◆ Material provided
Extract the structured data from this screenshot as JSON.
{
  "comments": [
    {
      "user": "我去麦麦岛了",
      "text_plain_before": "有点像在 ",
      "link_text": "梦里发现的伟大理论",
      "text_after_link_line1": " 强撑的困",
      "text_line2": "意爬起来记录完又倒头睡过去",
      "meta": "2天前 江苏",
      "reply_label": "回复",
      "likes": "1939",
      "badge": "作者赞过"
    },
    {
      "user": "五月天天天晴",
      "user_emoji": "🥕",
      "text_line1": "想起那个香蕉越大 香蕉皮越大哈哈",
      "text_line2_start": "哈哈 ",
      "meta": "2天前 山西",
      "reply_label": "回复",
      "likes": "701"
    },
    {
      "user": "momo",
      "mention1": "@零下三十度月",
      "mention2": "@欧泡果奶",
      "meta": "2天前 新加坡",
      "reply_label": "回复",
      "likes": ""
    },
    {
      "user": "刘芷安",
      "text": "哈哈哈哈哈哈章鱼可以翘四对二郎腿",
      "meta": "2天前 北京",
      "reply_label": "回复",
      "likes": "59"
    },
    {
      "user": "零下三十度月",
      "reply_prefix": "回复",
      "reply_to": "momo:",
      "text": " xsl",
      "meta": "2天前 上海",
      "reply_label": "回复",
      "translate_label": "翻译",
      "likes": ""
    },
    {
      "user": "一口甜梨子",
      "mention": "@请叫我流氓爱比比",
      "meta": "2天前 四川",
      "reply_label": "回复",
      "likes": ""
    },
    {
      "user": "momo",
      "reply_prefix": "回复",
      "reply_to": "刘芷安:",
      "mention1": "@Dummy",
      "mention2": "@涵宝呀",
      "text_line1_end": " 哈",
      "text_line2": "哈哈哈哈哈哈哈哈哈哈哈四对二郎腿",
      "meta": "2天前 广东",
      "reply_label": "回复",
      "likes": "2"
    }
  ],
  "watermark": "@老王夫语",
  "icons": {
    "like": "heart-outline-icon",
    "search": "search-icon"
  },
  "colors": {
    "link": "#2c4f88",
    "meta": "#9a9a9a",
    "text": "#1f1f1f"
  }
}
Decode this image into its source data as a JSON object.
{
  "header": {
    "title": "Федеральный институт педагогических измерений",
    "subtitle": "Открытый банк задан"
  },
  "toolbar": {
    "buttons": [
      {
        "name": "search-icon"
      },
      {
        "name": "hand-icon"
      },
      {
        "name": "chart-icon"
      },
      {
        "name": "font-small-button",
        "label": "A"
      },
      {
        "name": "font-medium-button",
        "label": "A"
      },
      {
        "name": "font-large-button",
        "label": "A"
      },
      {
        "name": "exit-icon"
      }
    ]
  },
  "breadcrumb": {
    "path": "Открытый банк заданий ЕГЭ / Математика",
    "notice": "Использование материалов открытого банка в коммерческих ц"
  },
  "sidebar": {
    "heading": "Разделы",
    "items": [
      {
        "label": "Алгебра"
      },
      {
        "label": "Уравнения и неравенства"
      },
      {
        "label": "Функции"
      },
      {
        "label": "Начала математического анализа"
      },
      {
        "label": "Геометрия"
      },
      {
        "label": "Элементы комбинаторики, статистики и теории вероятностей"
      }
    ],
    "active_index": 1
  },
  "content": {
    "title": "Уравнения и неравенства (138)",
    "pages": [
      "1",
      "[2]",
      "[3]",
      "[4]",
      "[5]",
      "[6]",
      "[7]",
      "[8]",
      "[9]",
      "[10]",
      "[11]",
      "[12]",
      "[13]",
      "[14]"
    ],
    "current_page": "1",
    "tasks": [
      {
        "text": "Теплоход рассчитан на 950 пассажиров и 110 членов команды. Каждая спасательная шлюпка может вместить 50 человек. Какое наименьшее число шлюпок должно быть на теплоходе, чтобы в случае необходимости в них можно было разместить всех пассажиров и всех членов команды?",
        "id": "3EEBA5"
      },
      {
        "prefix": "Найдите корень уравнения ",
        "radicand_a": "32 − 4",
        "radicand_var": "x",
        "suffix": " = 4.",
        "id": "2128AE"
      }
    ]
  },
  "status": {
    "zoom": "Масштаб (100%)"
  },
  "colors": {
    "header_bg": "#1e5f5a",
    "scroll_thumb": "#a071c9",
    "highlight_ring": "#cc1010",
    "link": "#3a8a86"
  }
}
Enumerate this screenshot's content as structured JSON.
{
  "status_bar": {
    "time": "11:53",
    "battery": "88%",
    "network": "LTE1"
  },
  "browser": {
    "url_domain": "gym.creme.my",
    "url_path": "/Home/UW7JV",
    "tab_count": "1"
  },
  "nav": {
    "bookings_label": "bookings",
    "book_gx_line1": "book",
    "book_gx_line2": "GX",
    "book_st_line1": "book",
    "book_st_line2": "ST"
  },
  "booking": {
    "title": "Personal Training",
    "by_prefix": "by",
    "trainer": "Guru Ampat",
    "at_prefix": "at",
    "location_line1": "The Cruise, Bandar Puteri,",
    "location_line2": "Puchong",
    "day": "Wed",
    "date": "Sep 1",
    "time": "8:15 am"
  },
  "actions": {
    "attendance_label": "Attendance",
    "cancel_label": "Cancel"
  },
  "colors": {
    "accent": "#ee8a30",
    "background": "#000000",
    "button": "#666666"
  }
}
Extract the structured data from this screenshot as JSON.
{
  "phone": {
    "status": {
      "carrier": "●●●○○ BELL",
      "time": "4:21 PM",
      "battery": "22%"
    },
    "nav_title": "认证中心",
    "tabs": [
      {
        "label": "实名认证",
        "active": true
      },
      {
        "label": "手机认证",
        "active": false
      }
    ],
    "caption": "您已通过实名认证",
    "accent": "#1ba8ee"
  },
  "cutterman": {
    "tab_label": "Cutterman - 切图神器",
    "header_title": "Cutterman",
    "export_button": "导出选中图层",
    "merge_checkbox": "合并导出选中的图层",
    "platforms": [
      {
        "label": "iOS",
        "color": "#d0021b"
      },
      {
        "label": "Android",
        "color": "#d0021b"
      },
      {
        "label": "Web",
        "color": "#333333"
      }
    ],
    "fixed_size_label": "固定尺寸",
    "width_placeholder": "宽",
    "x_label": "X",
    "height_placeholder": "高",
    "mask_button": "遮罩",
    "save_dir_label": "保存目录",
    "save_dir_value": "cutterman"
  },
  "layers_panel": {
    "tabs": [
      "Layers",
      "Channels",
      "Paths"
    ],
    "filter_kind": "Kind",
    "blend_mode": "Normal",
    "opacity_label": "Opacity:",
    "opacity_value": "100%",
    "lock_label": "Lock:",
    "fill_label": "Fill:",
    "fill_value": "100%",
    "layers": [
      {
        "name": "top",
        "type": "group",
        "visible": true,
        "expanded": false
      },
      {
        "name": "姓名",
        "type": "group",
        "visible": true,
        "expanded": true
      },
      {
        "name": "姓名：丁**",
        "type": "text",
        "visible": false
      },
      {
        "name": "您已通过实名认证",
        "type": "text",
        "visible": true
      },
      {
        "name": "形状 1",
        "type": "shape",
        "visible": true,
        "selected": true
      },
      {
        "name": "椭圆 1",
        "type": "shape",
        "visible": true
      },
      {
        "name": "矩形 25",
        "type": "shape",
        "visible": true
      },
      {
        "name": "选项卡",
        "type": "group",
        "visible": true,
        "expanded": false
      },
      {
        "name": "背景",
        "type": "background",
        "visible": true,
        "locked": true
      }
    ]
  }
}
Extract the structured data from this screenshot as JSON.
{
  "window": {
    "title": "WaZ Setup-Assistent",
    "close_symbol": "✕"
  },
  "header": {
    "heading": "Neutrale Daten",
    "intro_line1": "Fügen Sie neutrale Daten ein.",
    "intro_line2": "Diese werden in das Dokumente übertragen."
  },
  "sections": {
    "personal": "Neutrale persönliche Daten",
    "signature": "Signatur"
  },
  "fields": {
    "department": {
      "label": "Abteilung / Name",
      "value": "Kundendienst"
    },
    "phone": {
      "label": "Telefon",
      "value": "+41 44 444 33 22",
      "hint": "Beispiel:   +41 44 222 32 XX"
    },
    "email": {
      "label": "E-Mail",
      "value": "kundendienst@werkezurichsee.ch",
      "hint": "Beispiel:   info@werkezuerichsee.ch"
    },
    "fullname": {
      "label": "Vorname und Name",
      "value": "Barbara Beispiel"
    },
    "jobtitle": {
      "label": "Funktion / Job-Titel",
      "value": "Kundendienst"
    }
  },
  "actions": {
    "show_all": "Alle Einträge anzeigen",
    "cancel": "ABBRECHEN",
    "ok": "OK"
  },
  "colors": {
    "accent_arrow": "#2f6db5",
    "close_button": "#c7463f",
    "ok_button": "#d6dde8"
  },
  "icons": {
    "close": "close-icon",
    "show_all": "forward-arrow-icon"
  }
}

◆ What to work on
How many of the lines above include the string "search"? Reply with the number by itself.

◆ Reply
2